◆ **Direction**
Word for word, repeat the entries, minus the pictures.

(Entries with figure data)
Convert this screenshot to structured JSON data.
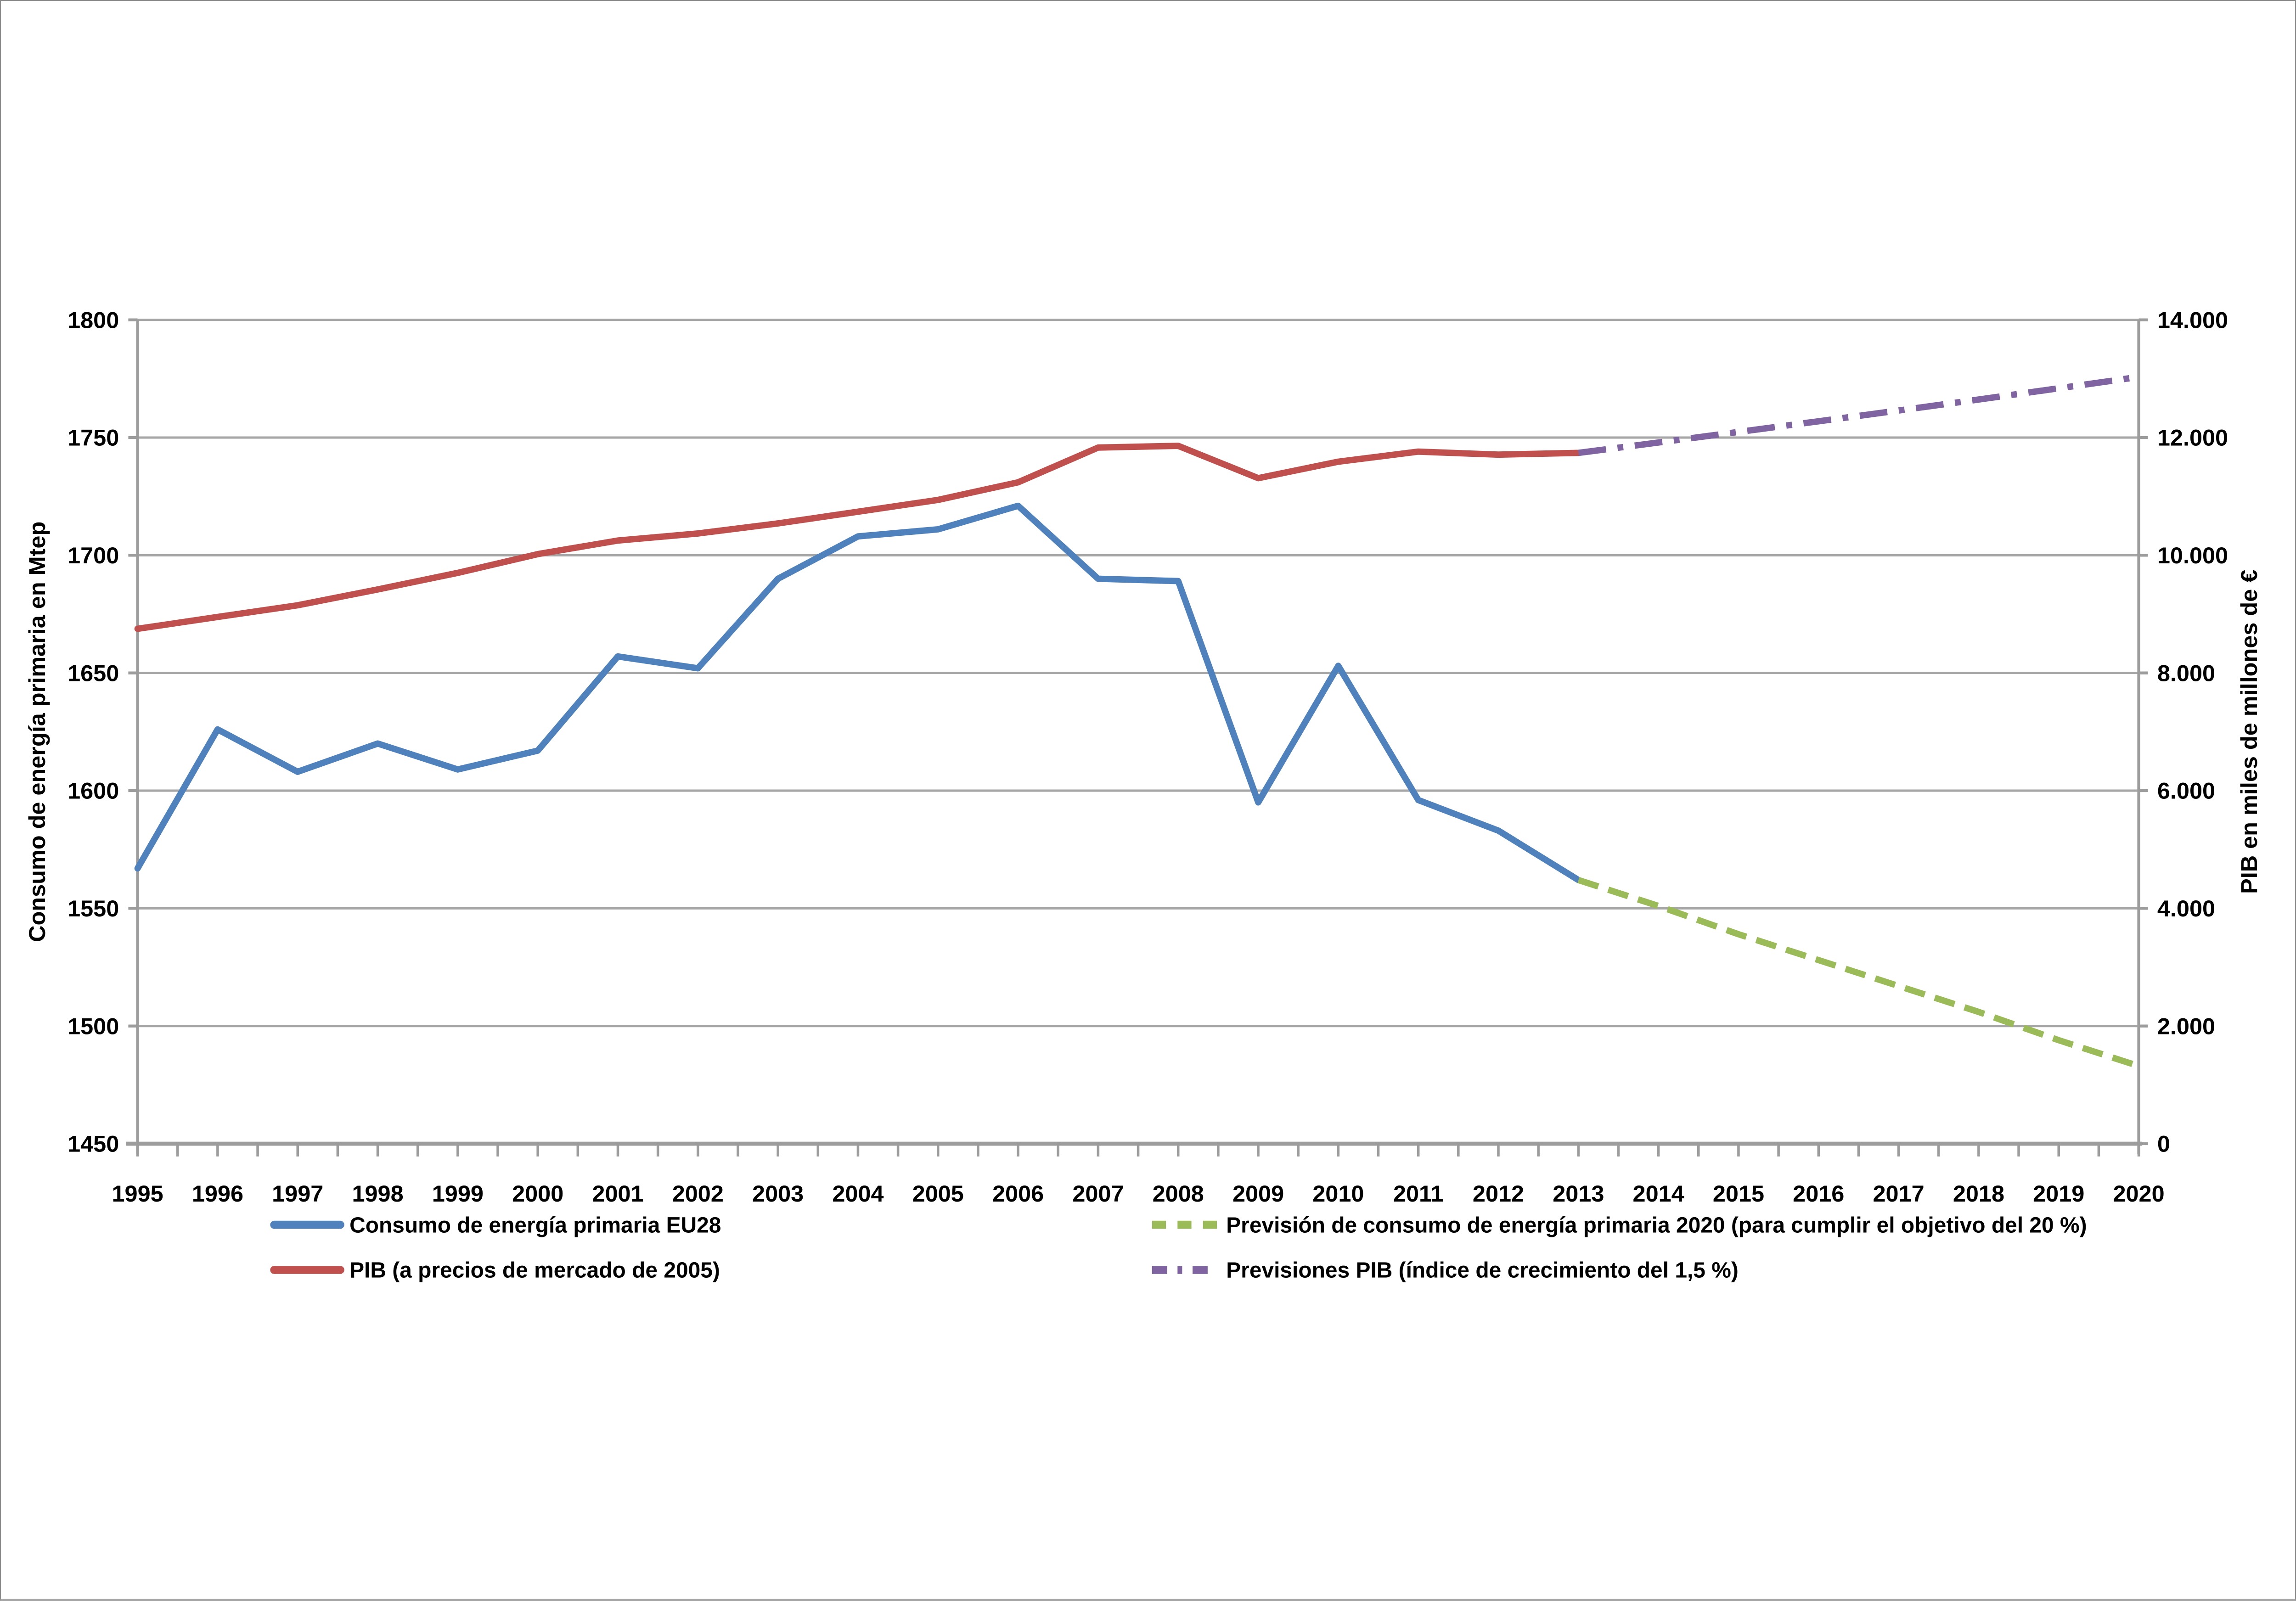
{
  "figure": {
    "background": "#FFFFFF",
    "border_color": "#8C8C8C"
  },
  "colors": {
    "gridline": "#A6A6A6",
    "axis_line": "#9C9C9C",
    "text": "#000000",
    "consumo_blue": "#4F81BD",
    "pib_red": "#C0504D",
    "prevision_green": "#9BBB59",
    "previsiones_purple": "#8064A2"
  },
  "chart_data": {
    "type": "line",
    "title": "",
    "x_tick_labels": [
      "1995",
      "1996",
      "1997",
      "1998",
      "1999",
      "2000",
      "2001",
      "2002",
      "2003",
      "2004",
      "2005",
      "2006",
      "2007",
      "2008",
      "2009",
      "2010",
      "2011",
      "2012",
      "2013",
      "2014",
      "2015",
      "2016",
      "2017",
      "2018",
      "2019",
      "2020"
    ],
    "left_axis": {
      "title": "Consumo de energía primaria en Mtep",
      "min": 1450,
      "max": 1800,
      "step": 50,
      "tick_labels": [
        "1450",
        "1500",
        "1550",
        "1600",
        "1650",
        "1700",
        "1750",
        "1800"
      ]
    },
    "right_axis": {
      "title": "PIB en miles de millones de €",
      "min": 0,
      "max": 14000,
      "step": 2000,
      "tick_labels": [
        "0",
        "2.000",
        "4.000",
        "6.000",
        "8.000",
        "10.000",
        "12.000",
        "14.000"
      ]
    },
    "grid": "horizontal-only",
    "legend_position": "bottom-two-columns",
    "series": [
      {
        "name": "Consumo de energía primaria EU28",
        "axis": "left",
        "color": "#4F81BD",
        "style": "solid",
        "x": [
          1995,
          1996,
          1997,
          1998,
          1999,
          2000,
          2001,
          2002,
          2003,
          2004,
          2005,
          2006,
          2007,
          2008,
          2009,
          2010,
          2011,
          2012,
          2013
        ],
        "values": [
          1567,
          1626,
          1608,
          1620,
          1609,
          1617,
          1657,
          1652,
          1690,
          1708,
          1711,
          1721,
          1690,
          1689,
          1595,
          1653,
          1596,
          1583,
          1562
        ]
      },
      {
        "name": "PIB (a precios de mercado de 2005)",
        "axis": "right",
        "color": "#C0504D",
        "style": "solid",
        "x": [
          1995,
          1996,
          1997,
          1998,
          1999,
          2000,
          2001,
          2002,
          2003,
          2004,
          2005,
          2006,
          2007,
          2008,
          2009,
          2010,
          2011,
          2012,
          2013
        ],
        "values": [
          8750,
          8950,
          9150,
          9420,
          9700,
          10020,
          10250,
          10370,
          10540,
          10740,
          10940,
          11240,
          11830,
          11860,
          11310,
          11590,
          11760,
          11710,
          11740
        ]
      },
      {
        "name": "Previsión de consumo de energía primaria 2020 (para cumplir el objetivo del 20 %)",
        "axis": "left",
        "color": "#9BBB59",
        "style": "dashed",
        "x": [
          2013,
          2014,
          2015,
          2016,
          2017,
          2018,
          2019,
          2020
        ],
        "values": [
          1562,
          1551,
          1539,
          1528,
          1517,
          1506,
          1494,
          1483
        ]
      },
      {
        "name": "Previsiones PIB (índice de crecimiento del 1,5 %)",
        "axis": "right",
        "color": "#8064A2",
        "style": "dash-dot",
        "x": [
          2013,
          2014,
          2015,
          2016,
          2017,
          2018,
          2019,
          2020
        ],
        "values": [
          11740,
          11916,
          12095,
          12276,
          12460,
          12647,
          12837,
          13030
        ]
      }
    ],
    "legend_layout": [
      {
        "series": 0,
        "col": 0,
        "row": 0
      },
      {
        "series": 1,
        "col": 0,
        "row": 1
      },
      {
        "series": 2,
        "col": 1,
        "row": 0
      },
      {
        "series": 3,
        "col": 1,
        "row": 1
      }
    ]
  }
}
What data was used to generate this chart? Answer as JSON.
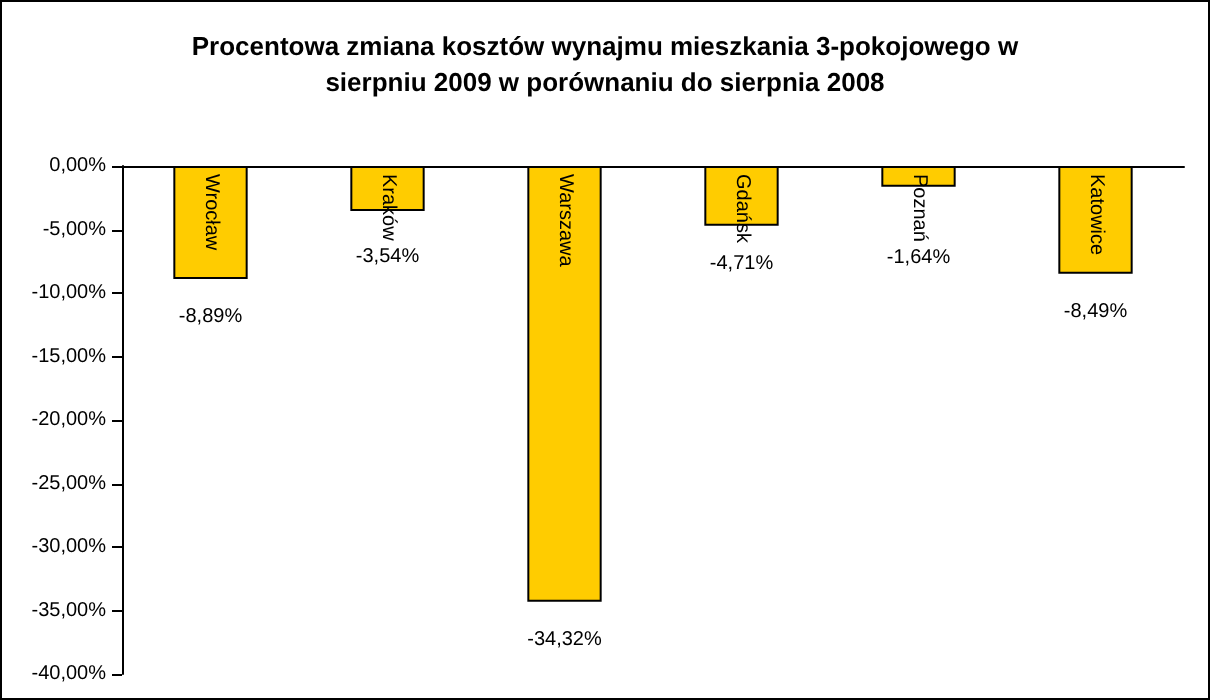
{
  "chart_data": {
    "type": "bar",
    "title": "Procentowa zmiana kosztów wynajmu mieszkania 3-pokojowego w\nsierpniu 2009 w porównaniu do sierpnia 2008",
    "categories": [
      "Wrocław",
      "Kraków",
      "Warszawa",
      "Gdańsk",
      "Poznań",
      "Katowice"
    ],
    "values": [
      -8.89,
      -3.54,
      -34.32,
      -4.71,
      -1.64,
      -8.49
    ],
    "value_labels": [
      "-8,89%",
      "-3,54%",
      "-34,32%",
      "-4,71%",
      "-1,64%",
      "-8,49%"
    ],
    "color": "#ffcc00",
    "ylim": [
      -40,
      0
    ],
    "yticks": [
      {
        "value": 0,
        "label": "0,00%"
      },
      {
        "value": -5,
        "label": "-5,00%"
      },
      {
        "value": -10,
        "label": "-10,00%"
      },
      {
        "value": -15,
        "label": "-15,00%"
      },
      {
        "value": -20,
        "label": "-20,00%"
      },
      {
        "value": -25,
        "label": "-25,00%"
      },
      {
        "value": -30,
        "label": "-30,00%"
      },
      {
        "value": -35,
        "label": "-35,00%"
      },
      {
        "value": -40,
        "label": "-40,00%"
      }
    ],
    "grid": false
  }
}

◆ **Worked solution**
Convert this screenshot to structured JSON data.
{
  "figure": {
    "background": "#FFFFFF",
    "border_color": "#8C8C8C"
  },
  "colors": {
    "gridline": "#A6A6A6",
    "axis_line": "#9C9C9C",
    "text": "#000000",
    "consumo_blue": "#4F81BD",
    "pib_red": "#C0504D",
    "prevision_green": "#9BBB59",
    "previsiones_purple": "#8064A2"
  },
  "chart_data": {
    "type": "line",
    "title": "",
    "x_tick_labels": [
      "1995",
      "1996",
      "1997",
      "1998",
      "1999",
      "2000",
      "2001",
      "2002",
      "2003",
      "2004",
      "2005",
      "2006",
      "2007",
      "2008",
      "2009",
      "2010",
      "2011",
      "2012",
      "2013",
      "2014",
      "2015",
      "2016",
      "2017",
      "2018",
      "2019",
      "2020"
    ],
    "left_axis": {
      "title": "Consumo de energía primaria en Mtep",
      "min": 1450,
      "max": 1800,
      "step": 50,
      "tick_labels": [
        "1450",
        "1500",
        "1550",
        "1600",
        "1650",
        "1700",
        "1750",
        "1800"
      ]
    },
    "right_axis": {
      "title": "PIB en miles de millones de €",
      "min": 0,
      "max": 14000,
      "step": 2000,
      "tick_labels": [
        "0",
        "2.000",
        "4.000",
        "6.000",
        "8.000",
        "10.000",
        "12.000",
        "14.000"
      ]
    },
    "grid": "horizontal-only",
    "legend_position": "bottom-two-columns",
    "series": [
      {
        "name": "Consumo de energía primaria EU28",
        "axis": "left",
        "color": "#4F81BD",
        "style": "solid",
        "x": [
          1995,
          1996,
          1997,
          1998,
          1999,
          2000,
          2001,
          2002,
          2003,
          2004,
          2005,
          2006,
          2007,
          2008,
          2009,
          2010,
          2011,
          2012,
          2013
        ],
        "values": [
          1567,
          1626,
          1608,
          1620,
          1609,
          1617,
          1657,
          1652,
          1690,
          1708,
          1711,
          1721,
          1690,
          1689,
          1595,
          1653,
          1596,
          1583,
          1562
        ]
      },
      {
        "name": "PIB (a precios de mercado de 2005)",
        "axis": "right",
        "color": "#C0504D",
        "style": "solid",
        "x": [
          1995,
          1996,
          1997,
          1998,
          1999,
          2000,
          2001,
          2002,
          2003,
          2004,
          2005,
          2006,
          2007,
          2008,
          2009,
          2010,
          2011,
          2012,
          2013
        ],
        "values": [
          8750,
          8950,
          9150,
          9420,
          9700,
          10020,
          10250,
          10370,
          10540,
          10740,
          10940,
          11240,
          11830,
          11860,
          11310,
          11590,
          11760,
          11710,
          11740
        ]
      },
      {
        "name": "Previsión de consumo de energía primaria 2020 (para cumplir el objetivo del 20 %)",
        "axis": "left",
        "color": "#9BBB59",
        "style": "dashed",
        "x": [
          2013,
          2014,
          2015,
          2016,
          2017,
          2018,
          2019,
          2020
        ],
        "values": [
          1562,
          1551,
          1539,
          1528,
          1517,
          1506,
          1494,
          1483
        ]
      },
      {
        "name": "Previsiones PIB (índice de crecimiento del 1,5 %)",
        "axis": "right",
        "color": "#8064A2",
        "style": "dash-dot",
        "x": [
          2013,
          2014,
          2015,
          2016,
          2017,
          2018,
          2019,
          2020
        ],
        "values": [
          11740,
          11916,
          12095,
          12276,
          12460,
          12647,
          12837,
          13030
        ]
      }
    ],
    "legend_layout": [
      {
        "series": 0,
        "col": 0,
        "row": 0
      },
      {
        "series": 1,
        "col": 0,
        "row": 1
      },
      {
        "series": 2,
        "col": 1,
        "row": 0
      },
      {
        "series": 3,
        "col": 1,
        "row": 1
      }
    ]
  }
}
What data was used to generate this chart? Answer as JSON.
{
  "chart_data": {
    "type": "bar",
    "title": "Procentowa zmiana kosztów wynajmu mieszkania 3-pokojowego w\nsierpniu 2009 w porównaniu do sierpnia 2008",
    "categories": [
      "Wrocław",
      "Kraków",
      "Warszawa",
      "Gdańsk",
      "Poznań",
      "Katowice"
    ],
    "values": [
      -8.89,
      -3.54,
      -34.32,
      -4.71,
      -1.64,
      -8.49
    ],
    "value_labels": [
      "-8,89%",
      "-3,54%",
      "-34,32%",
      "-4,71%",
      "-1,64%",
      "-8,49%"
    ],
    "color": "#ffcc00",
    "ylim": [
      -40,
      0
    ],
    "yticks": [
      {
        "value": 0,
        "label": "0,00%"
      },
      {
        "value": -5,
        "label": "-5,00%"
      },
      {
        "value": -10,
        "label": "-10,00%"
      },
      {
        "value": -15,
        "label": "-15,00%"
      },
      {
        "value": -20,
        "label": "-20,00%"
      },
      {
        "value": -25,
        "label": "-25,00%"
      },
      {
        "value": -30,
        "label": "-30,00%"
      },
      {
        "value": -35,
        "label": "-35,00%"
      },
      {
        "value": -40,
        "label": "-40,00%"
      }
    ],
    "grid": false
  }
}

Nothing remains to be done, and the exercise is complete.